• **Exercise requirements**:
Every entry must be duplicated precisely as written.

BEGIN Stored data

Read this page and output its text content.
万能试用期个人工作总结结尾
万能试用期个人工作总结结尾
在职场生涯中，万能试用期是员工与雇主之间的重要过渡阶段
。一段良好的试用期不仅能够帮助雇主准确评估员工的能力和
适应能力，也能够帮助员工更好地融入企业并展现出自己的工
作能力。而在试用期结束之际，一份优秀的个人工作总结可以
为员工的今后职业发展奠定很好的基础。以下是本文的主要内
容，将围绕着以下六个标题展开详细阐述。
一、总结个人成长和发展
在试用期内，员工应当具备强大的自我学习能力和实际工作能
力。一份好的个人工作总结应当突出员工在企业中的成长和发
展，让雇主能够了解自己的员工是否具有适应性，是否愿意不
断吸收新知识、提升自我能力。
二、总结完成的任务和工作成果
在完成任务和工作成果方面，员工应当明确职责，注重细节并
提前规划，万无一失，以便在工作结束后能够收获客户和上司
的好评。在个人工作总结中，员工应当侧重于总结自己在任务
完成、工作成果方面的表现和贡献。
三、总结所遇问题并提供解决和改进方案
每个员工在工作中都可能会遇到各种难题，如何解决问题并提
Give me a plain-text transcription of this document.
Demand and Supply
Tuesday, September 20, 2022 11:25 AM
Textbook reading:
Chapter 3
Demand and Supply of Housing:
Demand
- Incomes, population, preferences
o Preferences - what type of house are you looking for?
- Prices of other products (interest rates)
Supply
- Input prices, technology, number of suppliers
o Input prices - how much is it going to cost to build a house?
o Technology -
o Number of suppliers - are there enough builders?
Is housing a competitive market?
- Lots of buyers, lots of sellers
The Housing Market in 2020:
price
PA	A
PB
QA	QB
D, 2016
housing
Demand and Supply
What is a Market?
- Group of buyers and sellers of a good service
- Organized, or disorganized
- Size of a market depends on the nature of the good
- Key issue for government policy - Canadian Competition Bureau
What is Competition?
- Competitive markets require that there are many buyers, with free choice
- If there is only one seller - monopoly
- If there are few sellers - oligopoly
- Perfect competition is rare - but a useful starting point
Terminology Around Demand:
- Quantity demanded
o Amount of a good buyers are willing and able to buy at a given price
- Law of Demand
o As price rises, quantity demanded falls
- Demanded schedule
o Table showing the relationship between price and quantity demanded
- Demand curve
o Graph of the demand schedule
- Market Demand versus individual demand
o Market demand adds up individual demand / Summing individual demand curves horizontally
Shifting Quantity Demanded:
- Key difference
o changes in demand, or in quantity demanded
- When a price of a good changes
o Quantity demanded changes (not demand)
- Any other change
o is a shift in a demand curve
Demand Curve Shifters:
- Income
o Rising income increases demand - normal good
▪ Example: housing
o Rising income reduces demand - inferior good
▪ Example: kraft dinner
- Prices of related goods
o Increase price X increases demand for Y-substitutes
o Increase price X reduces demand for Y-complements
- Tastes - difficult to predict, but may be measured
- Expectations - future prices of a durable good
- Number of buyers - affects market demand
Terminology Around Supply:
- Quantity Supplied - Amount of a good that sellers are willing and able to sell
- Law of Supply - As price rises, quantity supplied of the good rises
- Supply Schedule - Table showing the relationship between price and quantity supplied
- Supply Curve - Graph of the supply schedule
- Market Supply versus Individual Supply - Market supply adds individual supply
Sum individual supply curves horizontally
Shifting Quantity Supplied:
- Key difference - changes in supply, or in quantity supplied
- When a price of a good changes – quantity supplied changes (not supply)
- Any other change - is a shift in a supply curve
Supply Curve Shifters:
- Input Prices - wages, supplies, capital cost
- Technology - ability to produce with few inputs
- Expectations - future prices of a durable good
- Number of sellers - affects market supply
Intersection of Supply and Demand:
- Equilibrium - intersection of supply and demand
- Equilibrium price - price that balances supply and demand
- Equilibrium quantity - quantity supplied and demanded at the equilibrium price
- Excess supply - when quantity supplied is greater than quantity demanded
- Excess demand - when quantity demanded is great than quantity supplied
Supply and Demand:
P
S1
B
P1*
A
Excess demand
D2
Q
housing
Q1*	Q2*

END Stored data

• **Full answer**:
Read this page and output its text content.
万能试用期个人工作总结结尾
万能试用期个人工作总结结尾
在职场生涯中，万能试用期是员工与雇主之间的重要过渡阶段
。一段良好的试用期不仅能够帮助雇主准确评估员工的能力和
适应能力，也能够帮助员工更好地融入企业并展现出自己的工
作能力。而在试用期结束之际，一份优秀的个人工作总结可以
为员工的今后职业发展奠定很好的基础。以下是本文的主要内
容，将围绕着以下六个标题展开详细阐述。
一、总结个人成长和发展
在试用期内，员工应当具备强大的自我学习能力和实际工作能
力。一份好的个人工作总结应当突出员工在企业中的成长和发
展，让雇主能够了解自己的员工是否具有适应性，是否愿意不
断吸收新知识、提升自我能力。
二、总结完成的任务和工作成果
在完成任务和工作成果方面，员工应当明确职责，注重细节并
提前规划，万无一失，以便在工作结束后能够收获客户和上司
的好评。在个人工作总结中，员工应当侧重于总结自己在任务
完成、工作成果方面的表现和贡献。
三、总结所遇问题并提供解决和改进方案
每个员工在工作中都可能会遇到各种难题，如何解决问题并提
Give me a plain-text transcription of this document.
Demand and Supply
Tuesday, September 20, 2022 11:25 AM
Textbook reading:
Chapter 3
Demand and Supply of Housing:
Demand
- Incomes, population, preferences
o Preferences - what type of house are you looking for?
- Prices of other products (interest rates)
Supply
- Input prices, technology, number of suppliers
o Input prices - how much is it going to cost to build a house?
o Technology -
o Number of suppliers - are there enough builders?
Is housing a competitive market?
- Lots of buyers, lots of sellers
The Housing Market in 2020:
price
PA	A
PB
QA	QB
D, 2016
housing
Demand and Supply
What is a Market?
- Group of buyers and sellers of a good service
- Organized, or disorganized
- Size of a market depends on the nature of the good
- Key issue for government policy - Canadian Competition Bureau
What is Competition?
- Competitive markets require that there are many buyers, with free choice
- If there is only one seller - monopoly
- If there are few sellers - oligopoly
- Perfect competition is rare - but a useful starting point
Terminology Around Demand:
- Quantity demanded
o Amount of a good buyers are willing and able to buy at a given price
- Law of Demand
o As price rises, quantity demanded falls
- Demanded schedule
o Table showing the relationship between price and quantity demanded
- Demand curve
o Graph of the demand schedule
- Market Demand versus individual demand
o Market demand adds up individual demand / Summing individual demand curves horizontally
Shifting Quantity Demanded:
- Key difference
o changes in demand, or in quantity demanded
- When a price of a good changes
o Quantity demanded changes (not demand)
- Any other change
o is a shift in a demand curve
Demand Curve Shifters:
- Income
o Rising income increases demand - normal good
▪ Example: housing
o Rising income reduces demand - inferior good
▪ Example: kraft dinner
- Prices of related goods
o Increase price X increases demand for Y-substitutes
o Increase price X reduces demand for Y-complements
- Tastes - difficult to predict, but may be measured
- Expectations - future prices of a durable good
- Number of buyers - affects market demand
Terminology Around Supply:
- Quantity Supplied - Amount of a good that sellers are willing and able to sell
- Law of Supply - As price rises, quantity supplied of the good rises
- Supply Schedule - Table showing the relationship between price and quantity supplied
- Supply Curve - Graph of the supply schedule
- Market Supply versus Individual Supply - Market supply adds individual supply
Sum individual supply curves horizontally
Shifting Quantity Supplied:
- Key difference - changes in supply, or in quantity supplied
- When a price of a good changes – quantity supplied changes (not supply)
- Any other change - is a shift in a supply curve
Supply Curve Shifters:
- Input Prices - wages, supplies, capital cost
- Technology - ability to produce with few inputs
- Expectations - future prices of a durable good
- Number of sellers - affects market supply
Intersection of Supply and Demand:
- Equilibrium - intersection of supply and demand
- Equilibrium price - price that balances supply and demand
- Equilibrium quantity - quantity supplied and demanded at the equilibrium price
- Excess supply - when quantity supplied is greater than quantity demanded
- Excess demand - when quantity demanded is great than quantity supplied
Supply and Demand:
P
S1
B
P1*
A
Excess demand
D2
Q
housing
Q1*	Q2*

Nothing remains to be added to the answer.